• Written request
Find the lines below that contain the word "detail" and count them. Only the number should be given.

• Entries provided
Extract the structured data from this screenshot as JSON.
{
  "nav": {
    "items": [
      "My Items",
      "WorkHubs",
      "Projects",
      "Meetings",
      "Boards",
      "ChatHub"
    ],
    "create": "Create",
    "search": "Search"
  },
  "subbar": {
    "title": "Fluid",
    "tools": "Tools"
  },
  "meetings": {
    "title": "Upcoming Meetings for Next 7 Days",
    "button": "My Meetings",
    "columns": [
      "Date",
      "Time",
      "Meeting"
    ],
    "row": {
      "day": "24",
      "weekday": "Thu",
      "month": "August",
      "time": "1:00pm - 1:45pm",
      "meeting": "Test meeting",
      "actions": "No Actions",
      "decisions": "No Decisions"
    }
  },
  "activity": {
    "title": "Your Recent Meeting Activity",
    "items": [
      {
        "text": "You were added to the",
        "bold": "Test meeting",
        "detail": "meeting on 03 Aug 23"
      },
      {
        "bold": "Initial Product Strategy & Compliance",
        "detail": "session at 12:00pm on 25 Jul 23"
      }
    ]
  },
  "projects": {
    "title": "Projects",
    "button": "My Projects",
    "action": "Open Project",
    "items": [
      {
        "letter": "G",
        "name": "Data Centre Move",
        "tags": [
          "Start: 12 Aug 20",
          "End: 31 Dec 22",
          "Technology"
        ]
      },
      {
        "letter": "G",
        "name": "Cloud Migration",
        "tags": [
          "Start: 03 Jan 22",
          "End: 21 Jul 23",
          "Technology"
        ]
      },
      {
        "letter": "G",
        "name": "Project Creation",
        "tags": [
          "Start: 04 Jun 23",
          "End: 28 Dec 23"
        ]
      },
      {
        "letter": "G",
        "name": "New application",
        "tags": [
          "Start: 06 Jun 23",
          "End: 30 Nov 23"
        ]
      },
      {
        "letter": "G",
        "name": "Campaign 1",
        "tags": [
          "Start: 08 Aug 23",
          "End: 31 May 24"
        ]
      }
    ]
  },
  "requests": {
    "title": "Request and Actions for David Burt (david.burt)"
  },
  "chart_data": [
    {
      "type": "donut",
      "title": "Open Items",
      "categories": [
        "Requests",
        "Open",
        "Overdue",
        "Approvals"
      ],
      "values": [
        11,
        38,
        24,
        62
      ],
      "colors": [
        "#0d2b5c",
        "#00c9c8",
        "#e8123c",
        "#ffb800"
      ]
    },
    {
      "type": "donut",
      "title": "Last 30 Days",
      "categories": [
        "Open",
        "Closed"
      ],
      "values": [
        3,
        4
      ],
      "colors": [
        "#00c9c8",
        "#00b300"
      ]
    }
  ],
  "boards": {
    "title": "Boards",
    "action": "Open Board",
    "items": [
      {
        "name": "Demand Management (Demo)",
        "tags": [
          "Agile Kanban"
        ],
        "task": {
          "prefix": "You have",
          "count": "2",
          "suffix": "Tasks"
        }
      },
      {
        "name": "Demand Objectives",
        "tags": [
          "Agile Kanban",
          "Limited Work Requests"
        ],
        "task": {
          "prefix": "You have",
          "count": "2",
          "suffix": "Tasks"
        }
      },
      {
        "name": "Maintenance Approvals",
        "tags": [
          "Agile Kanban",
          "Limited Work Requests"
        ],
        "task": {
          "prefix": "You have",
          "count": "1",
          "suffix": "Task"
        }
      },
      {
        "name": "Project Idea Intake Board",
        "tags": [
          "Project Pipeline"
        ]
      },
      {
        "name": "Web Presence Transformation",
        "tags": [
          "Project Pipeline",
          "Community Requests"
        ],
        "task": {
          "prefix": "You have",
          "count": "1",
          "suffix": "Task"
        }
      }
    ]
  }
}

• Written solution
2